Take every line from the listing below that contains "content".

* Data listing
——————————

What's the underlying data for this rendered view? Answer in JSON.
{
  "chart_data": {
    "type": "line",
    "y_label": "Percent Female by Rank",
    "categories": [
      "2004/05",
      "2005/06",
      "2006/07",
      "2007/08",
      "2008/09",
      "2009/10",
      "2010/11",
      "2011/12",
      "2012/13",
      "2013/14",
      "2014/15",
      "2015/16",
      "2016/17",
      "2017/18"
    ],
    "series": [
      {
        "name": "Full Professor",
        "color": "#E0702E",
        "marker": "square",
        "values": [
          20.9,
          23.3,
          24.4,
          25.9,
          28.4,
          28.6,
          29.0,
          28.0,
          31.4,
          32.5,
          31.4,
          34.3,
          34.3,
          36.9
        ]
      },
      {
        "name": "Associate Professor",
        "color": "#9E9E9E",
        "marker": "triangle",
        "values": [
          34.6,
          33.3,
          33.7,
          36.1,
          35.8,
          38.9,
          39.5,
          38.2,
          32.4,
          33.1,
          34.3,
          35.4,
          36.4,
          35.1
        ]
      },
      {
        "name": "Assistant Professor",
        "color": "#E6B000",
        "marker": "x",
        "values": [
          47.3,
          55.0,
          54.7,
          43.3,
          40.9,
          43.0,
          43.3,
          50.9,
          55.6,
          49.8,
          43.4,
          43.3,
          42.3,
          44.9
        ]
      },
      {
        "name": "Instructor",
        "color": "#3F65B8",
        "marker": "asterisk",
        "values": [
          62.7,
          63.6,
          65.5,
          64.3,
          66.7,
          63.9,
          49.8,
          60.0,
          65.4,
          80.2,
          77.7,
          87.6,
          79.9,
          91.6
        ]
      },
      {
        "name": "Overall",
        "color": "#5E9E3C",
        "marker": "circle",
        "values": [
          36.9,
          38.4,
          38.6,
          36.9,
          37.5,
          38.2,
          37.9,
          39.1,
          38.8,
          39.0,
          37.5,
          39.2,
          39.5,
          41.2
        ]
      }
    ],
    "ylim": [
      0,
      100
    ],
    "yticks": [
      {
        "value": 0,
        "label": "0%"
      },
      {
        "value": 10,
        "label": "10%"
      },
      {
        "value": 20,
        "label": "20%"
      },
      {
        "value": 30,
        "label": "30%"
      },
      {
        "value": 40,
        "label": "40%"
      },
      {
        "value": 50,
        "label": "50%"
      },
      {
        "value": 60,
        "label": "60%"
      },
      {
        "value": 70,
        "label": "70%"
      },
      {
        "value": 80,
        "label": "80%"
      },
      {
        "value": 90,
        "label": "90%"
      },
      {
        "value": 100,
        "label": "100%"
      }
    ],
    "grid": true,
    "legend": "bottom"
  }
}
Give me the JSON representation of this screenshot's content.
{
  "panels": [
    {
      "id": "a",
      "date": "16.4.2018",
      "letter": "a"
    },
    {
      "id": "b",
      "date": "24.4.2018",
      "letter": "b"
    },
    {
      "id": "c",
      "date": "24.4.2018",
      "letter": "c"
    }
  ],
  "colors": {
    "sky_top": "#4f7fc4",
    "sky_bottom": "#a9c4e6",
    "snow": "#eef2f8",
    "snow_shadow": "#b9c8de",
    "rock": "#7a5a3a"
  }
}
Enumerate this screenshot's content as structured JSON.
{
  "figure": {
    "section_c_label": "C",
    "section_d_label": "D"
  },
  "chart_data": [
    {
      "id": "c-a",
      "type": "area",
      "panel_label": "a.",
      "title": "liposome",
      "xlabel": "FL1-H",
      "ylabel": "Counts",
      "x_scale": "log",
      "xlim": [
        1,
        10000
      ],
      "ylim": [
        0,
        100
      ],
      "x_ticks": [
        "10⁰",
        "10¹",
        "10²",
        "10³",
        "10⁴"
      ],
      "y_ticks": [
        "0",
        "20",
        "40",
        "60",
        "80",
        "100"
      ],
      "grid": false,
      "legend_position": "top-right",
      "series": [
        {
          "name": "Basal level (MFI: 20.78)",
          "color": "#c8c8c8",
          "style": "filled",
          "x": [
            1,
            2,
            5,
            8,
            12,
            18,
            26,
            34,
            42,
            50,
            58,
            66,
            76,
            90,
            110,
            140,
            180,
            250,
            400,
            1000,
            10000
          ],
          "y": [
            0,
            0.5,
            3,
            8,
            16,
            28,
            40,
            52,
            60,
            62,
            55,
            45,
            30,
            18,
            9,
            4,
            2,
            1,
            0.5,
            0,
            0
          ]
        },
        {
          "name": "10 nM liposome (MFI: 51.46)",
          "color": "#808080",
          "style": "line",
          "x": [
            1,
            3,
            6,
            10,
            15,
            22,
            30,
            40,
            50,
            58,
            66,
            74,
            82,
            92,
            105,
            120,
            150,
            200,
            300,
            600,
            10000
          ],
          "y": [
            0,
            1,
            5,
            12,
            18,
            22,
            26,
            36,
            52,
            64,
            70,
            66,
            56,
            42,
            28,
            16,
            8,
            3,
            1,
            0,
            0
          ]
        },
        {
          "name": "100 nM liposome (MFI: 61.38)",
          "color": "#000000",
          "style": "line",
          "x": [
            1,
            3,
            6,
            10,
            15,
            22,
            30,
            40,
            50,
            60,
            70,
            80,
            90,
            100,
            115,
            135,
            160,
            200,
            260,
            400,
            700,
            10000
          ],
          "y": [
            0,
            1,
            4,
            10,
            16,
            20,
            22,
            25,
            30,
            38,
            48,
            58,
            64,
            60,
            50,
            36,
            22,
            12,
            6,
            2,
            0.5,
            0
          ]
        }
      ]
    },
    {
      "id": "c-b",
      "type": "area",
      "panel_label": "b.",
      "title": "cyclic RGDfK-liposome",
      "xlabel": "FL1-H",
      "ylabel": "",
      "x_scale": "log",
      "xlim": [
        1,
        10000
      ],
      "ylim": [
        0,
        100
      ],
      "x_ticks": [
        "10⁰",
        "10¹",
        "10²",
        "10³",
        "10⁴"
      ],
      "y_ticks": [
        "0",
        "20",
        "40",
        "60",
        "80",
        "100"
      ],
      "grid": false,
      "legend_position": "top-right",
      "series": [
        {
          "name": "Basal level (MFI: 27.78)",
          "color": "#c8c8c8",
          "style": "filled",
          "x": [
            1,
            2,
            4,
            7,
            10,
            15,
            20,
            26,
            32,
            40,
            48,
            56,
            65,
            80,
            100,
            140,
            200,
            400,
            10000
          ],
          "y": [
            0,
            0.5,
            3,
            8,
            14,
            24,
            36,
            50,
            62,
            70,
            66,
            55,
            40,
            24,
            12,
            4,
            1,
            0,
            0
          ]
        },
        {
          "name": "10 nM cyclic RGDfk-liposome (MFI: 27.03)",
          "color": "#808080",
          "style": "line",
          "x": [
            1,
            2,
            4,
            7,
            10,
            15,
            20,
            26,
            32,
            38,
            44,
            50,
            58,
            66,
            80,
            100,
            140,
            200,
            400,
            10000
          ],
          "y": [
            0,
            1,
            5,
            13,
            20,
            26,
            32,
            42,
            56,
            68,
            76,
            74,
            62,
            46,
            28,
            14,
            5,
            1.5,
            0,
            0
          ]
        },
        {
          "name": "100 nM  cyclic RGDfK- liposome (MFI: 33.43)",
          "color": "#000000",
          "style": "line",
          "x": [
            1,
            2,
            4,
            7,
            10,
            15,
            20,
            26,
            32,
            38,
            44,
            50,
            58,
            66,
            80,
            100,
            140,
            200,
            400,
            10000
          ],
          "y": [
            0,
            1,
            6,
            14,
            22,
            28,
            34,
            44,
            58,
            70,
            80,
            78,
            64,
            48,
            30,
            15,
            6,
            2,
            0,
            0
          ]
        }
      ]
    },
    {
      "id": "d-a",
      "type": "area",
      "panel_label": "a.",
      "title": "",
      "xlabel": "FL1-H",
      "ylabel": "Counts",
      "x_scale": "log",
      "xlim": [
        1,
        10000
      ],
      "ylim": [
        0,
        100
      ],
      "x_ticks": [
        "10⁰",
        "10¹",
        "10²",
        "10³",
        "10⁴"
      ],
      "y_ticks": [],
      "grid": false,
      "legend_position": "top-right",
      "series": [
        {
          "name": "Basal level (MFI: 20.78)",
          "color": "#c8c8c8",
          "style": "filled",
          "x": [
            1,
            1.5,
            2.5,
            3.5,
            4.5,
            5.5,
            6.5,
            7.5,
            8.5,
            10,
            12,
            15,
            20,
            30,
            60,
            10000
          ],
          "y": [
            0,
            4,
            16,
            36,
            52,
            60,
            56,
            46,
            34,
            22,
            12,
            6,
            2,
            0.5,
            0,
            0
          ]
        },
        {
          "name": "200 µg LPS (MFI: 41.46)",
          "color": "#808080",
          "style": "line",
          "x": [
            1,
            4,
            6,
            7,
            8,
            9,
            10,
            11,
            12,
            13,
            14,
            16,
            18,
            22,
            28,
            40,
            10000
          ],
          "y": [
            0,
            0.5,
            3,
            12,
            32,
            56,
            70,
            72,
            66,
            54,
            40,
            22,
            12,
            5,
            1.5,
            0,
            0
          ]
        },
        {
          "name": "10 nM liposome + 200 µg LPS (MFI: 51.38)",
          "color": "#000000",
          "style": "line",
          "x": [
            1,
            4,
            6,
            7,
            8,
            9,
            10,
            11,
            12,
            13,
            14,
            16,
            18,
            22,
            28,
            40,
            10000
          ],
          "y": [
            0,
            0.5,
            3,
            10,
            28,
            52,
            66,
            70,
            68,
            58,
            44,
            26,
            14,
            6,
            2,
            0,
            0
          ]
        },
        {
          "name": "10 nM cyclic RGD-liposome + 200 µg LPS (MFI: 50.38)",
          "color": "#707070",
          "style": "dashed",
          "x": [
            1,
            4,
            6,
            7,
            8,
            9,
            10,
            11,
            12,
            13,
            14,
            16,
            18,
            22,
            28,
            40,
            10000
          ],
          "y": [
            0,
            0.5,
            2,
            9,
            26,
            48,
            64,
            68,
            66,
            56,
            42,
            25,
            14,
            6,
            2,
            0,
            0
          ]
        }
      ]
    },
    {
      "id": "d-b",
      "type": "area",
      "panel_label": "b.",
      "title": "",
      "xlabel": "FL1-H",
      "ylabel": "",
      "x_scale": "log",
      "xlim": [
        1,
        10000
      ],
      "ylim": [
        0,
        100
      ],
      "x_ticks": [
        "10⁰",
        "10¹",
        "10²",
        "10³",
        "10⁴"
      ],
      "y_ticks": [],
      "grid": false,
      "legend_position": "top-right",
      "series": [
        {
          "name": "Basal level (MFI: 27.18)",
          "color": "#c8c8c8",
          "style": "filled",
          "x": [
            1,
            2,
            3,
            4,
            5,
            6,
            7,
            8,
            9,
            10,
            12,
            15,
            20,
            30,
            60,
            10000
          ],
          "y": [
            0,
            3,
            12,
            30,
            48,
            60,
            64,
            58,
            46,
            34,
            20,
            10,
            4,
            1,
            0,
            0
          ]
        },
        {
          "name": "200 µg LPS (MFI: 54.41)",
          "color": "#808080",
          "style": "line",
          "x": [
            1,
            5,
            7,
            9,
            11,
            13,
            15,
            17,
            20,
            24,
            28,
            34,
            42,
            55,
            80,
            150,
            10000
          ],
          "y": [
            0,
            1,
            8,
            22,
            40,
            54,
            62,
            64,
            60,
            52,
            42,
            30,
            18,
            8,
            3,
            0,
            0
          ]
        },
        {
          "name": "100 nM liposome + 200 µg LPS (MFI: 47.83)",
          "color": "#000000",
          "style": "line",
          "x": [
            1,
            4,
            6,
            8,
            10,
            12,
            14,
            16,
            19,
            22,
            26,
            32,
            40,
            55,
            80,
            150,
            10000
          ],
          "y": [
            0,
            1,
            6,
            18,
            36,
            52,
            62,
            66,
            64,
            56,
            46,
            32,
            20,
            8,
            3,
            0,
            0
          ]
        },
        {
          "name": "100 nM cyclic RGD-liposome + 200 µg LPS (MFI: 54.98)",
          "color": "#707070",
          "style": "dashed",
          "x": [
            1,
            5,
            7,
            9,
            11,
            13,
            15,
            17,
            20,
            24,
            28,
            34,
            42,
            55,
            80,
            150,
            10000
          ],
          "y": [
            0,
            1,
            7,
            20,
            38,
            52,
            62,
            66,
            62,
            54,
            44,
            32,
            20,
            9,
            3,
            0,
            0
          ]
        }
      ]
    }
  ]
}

——————————

* Finished task
Give me the JSON representation of this screenshot's content.
Enumerate this screenshot's content as structured JSON.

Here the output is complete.